◆ **What you will do**: From the entries below, count the lines with "color". Write only the count.

(Records about charts and figures)
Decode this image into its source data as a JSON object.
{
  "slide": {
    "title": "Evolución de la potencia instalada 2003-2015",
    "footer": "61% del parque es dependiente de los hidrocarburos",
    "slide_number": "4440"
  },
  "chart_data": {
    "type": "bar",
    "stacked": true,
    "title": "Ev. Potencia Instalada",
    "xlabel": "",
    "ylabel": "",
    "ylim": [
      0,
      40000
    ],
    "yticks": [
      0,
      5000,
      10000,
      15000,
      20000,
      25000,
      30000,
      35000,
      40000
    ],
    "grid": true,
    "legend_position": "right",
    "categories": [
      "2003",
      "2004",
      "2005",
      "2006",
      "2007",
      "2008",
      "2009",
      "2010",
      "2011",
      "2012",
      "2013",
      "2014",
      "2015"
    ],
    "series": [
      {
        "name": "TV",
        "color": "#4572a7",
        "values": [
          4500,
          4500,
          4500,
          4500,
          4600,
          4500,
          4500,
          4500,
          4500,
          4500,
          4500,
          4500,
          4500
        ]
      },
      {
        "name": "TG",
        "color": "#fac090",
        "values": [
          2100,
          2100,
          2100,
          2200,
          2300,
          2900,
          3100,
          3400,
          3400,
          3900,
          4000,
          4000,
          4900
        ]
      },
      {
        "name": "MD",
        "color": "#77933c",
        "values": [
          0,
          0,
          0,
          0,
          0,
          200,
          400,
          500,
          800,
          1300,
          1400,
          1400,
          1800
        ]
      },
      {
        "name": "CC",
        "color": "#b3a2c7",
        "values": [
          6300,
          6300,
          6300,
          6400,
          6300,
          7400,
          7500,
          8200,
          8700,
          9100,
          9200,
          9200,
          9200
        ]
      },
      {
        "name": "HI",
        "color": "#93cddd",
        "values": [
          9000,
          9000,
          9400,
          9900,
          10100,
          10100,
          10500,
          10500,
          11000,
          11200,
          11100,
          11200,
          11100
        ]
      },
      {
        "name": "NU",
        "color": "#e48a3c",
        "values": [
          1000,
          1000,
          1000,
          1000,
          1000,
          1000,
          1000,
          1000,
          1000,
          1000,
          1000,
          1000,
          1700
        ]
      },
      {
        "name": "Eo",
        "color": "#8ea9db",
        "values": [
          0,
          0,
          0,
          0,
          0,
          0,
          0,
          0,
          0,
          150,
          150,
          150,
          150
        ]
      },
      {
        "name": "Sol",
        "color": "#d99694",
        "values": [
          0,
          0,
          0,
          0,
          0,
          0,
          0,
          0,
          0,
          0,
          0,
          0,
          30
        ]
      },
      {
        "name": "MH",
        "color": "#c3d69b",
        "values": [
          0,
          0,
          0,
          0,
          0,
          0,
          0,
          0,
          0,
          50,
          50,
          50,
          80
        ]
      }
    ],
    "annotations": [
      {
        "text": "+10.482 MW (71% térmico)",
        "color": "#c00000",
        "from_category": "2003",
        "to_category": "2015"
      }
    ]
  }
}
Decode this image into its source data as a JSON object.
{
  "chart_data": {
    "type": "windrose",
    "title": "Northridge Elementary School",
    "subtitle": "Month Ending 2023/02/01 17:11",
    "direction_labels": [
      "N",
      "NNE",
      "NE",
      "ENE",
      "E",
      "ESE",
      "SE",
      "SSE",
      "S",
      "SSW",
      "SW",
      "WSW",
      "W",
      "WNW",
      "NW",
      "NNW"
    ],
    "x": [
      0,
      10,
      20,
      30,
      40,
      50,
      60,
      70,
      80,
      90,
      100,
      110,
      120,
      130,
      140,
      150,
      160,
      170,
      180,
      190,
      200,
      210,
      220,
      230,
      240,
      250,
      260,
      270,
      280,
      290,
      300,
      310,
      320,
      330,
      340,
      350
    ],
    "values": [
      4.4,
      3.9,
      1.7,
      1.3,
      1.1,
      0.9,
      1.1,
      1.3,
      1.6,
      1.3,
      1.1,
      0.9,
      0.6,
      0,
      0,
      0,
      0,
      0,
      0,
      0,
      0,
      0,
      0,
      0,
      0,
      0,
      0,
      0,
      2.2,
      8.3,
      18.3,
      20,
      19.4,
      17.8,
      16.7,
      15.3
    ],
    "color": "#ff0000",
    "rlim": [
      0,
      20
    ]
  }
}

◆ **The completed task**: 11